--- start of DATA SHOWN ---
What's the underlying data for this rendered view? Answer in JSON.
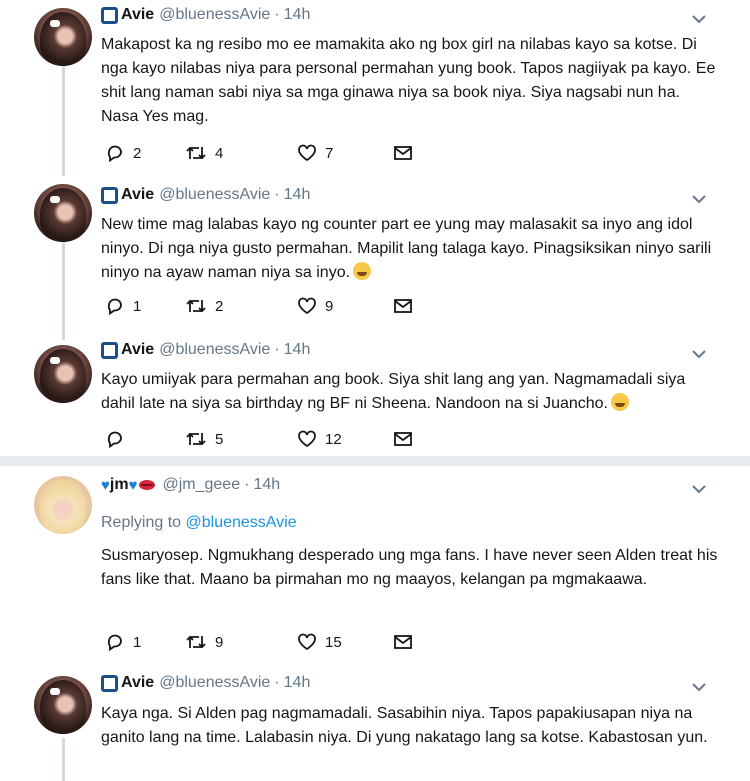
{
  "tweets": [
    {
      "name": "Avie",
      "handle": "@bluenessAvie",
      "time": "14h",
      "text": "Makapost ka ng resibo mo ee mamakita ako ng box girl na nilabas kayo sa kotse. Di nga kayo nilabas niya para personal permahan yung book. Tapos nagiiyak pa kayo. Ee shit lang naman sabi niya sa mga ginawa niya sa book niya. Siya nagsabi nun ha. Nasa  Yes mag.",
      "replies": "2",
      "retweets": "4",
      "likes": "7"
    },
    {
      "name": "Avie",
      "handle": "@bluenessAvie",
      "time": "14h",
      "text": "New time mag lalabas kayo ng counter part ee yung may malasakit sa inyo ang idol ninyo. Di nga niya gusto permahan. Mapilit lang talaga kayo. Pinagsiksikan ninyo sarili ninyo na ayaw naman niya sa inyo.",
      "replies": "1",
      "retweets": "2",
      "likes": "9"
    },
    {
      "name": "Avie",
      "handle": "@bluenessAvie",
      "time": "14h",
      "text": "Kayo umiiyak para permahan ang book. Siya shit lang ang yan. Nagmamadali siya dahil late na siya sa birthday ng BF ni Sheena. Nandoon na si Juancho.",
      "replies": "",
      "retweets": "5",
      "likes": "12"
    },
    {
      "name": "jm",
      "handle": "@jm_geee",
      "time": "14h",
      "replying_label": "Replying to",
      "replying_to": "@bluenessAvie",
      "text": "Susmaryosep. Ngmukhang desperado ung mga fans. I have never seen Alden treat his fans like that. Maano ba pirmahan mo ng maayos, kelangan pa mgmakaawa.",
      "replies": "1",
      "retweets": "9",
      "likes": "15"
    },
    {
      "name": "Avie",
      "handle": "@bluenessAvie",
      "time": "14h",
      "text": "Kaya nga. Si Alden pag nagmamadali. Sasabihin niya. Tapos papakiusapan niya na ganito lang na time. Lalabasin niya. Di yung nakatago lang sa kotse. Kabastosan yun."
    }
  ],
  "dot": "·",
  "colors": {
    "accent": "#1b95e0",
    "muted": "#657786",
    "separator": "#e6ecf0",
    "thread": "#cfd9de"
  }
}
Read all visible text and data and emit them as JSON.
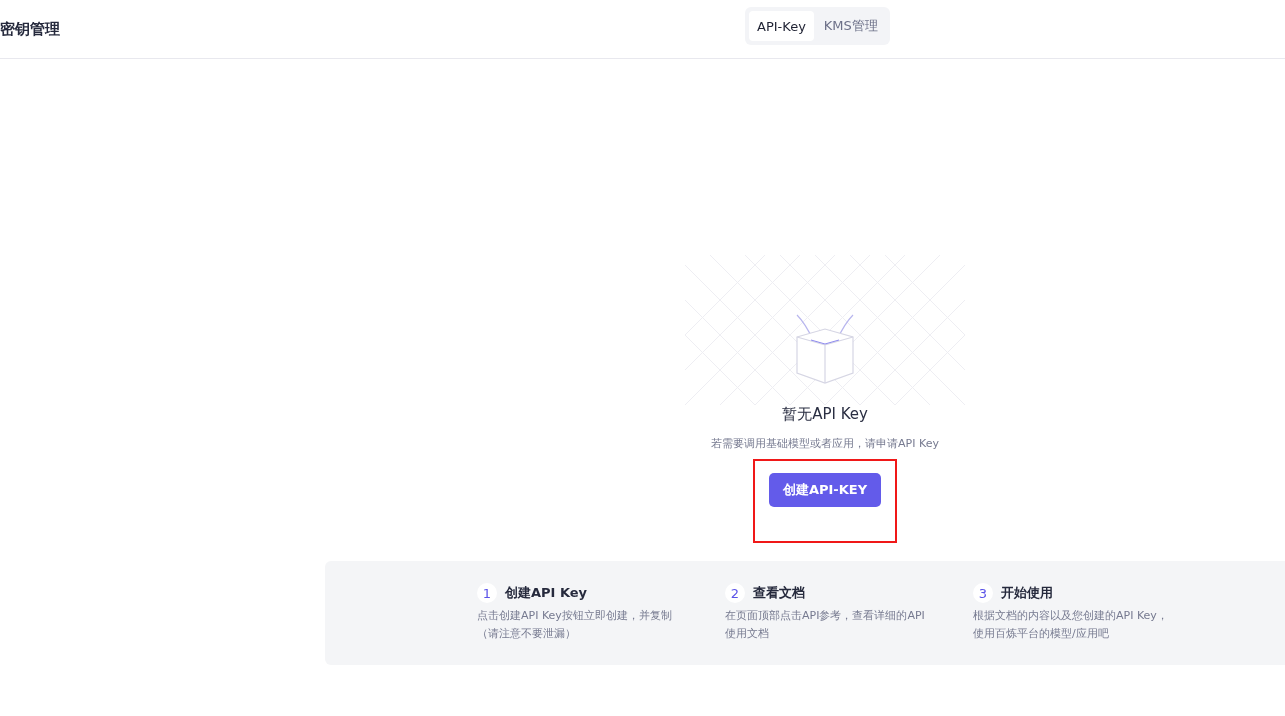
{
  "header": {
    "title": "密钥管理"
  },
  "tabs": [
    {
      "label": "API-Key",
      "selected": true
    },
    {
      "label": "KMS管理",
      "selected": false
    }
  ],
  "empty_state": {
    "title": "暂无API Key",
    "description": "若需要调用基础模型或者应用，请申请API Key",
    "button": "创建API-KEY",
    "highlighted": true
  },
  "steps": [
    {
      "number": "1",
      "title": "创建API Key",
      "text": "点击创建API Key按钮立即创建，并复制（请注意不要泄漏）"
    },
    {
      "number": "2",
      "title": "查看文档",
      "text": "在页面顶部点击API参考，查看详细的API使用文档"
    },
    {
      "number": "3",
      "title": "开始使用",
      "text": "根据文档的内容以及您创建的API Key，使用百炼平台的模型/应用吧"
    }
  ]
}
--- end of DATA SHOWN ---
▸ **REQUIRED WORK**:
Print the lines from the one holding "Read all visible" through the last line of the records, word for word, and omit the pictures.

▸ **OUTPUT FOR THIS EXERCISE**:
Read all visible text and data and emit them as JSON.
{
  "header": {
    "title": "密钥管理"
  },
  "tabs": [
    {
      "label": "API-Key",
      "selected": true
    },
    {
      "label": "KMS管理",
      "selected": false
    }
  ],
  "empty_state": {
    "title": "暂无API Key",
    "description": "若需要调用基础模型或者应用，请申请API Key",
    "button": "创建API-KEY",
    "highlighted": true
  },
  "steps": [
    {
      "number": "1",
      "title": "创建API Key",
      "text": "点击创建API Key按钮立即创建，并复制（请注意不要泄漏）"
    },
    {
      "number": "2",
      "title": "查看文档",
      "text": "在页面顶部点击API参考，查看详细的API使用文档"
    },
    {
      "number": "3",
      "title": "开始使用",
      "text": "根据文档的内容以及您创建的API Key，使用百炼平台的模型/应用吧"
    }
  ]
}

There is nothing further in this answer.